____ DATASET EXTRACT
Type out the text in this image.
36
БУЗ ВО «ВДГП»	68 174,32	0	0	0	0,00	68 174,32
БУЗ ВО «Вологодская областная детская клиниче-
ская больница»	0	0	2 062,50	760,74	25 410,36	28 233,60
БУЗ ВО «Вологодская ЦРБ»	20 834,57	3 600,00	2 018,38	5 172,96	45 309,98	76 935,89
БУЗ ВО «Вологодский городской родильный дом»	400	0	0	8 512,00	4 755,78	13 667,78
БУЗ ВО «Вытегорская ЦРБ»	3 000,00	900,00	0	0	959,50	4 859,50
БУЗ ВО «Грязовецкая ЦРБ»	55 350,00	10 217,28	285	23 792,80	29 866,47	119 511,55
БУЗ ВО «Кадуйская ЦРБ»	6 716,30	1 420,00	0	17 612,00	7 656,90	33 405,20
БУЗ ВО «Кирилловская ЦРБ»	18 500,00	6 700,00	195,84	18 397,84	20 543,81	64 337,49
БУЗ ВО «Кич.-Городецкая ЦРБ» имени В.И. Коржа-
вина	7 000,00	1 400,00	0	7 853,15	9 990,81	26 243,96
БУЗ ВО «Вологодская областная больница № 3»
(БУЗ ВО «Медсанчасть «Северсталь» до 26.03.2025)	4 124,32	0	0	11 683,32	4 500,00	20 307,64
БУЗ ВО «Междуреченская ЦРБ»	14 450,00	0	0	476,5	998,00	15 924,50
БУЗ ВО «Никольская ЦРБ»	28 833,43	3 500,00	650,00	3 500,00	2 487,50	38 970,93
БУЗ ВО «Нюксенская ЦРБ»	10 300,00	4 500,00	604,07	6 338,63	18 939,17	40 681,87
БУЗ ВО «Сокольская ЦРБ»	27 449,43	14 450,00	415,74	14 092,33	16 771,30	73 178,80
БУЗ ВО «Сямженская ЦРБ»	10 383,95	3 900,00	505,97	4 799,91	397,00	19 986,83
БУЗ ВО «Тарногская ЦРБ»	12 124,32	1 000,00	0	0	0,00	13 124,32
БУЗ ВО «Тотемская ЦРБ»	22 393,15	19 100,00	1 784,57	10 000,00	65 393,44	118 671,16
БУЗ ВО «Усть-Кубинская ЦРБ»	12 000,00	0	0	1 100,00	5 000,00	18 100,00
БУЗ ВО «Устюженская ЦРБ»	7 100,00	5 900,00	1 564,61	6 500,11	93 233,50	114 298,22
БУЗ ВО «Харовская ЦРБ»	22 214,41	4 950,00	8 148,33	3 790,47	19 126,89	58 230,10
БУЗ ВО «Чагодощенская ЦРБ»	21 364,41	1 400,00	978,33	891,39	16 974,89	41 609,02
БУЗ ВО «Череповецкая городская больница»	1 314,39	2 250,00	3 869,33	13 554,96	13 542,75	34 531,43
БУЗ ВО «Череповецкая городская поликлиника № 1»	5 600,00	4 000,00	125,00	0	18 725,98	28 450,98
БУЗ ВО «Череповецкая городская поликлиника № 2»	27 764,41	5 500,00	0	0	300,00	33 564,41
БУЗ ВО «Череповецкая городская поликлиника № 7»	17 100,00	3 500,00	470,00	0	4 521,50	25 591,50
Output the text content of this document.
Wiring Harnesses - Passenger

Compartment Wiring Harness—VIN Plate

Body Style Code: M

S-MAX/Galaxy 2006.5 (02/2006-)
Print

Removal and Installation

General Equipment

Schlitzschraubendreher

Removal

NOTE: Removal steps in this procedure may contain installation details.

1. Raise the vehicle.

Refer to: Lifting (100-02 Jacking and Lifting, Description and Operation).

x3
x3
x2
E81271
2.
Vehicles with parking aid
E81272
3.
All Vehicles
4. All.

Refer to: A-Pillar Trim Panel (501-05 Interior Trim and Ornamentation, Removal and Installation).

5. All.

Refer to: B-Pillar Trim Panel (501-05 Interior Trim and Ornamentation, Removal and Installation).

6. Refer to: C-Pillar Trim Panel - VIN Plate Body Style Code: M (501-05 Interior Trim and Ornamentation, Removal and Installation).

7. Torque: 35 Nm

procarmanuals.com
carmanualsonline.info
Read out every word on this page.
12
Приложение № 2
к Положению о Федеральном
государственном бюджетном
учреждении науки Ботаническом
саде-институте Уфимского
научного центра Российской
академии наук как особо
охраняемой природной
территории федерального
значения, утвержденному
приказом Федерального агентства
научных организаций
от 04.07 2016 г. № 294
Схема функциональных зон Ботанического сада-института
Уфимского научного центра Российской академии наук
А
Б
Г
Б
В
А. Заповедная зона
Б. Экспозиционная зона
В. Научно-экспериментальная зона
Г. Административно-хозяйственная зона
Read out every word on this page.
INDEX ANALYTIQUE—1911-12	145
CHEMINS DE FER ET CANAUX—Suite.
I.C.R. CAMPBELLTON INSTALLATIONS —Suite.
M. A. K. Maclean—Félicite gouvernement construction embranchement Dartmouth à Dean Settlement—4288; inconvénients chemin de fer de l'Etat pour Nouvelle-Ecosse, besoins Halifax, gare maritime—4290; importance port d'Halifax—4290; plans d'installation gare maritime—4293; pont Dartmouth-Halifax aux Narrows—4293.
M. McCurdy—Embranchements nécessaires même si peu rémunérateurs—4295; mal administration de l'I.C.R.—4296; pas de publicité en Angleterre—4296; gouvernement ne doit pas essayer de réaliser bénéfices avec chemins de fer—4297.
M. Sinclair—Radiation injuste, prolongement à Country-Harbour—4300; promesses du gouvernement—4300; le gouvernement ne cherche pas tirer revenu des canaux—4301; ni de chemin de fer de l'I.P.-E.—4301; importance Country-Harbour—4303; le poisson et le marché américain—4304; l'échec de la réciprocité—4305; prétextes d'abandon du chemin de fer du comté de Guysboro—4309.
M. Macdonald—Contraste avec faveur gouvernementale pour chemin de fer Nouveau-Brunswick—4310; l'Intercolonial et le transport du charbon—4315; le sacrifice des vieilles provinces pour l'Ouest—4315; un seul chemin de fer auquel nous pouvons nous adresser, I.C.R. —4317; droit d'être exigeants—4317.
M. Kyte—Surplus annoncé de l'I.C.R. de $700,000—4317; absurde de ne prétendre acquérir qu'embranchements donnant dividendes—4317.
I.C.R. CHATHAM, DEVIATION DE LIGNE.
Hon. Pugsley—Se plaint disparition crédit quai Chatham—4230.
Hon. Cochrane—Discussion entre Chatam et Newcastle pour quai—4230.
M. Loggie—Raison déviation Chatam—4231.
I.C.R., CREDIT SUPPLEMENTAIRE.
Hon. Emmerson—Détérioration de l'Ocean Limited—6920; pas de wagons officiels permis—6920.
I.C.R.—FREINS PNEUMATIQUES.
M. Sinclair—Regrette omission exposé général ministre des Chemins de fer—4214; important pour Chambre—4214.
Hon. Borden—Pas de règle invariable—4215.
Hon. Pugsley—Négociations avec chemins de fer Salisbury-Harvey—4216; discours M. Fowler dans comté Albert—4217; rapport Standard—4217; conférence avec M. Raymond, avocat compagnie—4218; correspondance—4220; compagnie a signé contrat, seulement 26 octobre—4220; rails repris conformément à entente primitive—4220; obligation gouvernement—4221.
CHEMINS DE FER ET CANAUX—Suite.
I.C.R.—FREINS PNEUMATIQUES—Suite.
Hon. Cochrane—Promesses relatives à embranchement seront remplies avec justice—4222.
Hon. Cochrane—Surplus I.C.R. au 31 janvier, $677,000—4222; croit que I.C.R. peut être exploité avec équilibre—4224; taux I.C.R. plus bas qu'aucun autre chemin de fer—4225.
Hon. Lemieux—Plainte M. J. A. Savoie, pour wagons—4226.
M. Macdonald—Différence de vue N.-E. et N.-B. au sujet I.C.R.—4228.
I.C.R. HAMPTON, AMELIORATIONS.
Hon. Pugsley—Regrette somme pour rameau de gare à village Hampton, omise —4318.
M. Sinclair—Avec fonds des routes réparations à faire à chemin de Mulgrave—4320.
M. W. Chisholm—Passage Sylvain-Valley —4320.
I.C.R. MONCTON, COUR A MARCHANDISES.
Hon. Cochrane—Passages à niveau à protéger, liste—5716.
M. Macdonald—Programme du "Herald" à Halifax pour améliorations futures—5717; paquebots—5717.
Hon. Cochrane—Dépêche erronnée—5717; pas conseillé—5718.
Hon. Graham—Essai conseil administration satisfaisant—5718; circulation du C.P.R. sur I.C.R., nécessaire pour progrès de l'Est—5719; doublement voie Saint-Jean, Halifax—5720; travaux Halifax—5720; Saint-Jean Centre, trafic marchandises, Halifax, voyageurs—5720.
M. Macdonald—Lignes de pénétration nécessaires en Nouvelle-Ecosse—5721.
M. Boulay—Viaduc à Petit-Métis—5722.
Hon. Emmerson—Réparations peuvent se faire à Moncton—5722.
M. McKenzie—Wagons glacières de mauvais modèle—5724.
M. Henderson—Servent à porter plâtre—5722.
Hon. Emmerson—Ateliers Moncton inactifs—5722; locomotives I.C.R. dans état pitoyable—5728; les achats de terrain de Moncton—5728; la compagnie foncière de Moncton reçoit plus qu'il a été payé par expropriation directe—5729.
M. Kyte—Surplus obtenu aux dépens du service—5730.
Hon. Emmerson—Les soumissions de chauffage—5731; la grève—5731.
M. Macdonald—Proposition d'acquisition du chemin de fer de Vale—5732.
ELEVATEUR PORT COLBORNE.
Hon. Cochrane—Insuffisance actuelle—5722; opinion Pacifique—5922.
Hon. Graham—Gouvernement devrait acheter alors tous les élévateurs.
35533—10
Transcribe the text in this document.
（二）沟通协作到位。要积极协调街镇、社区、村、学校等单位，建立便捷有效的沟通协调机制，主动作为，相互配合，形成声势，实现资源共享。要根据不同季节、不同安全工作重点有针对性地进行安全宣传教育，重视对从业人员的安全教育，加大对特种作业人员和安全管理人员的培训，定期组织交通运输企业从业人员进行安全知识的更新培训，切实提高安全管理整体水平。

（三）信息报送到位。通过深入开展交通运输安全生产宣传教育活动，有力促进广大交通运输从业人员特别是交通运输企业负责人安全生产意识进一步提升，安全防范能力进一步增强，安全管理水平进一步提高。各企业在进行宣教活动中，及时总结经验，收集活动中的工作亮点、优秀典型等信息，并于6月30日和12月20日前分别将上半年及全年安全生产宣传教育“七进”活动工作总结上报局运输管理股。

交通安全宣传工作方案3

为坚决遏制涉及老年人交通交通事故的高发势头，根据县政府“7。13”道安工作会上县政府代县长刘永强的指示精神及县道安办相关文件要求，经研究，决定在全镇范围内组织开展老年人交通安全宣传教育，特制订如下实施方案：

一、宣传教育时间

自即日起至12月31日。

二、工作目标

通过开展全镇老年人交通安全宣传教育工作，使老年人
________
_GIVEN REQUEST_
From the line with "Transcribe the text in this document." to the last line of the material, give every line again exactly, and only those lines.

_SOLUTION TO THIS EXERCISE_
Transcribe the text in this document.
（二）沟通协作到位。要积极协调街镇、社区、村、学校等单位，建立便捷有效的沟通协调机制，主动作为，相互配合，形成声势，实现资源共享。要根据不同季节、不同安全工作重点有针对性地进行安全宣传教育，重视对从业人员的安全教育，加大对特种作业人员和安全管理人员的培训，定期组织交通运输企业从业人员进行安全知识的更新培训，切实提高安全管理整体水平。

（三）信息报送到位。通过深入开展交通运输安全生产宣传教育活动，有力促进广大交通运输从业人员特别是交通运输企业负责人安全生产意识进一步提升，安全防范能力进一步增强，安全管理水平进一步提高。各企业在进行宣教活动中，及时总结经验，收集活动中的工作亮点、优秀典型等信息，并于6月30日和12月20日前分别将上半年及全年安全生产宣传教育“七进”活动工作总结上报局运输管理股。

交通安全宣传工作方案3

为坚决遏制涉及老年人交通交通事故的高发势头，根据县政府“7。13”道安工作会上县政府代县长刘永强的指示精神及县道安办相关文件要求，经研究，决定在全镇范围内组织开展老年人交通安全宣传教育，特制订如下实施方案：

一、宣传教育时间

自即日起至12月31日。

二、工作目标

通过开展全镇老年人交通安全宣传教育工作，使老年人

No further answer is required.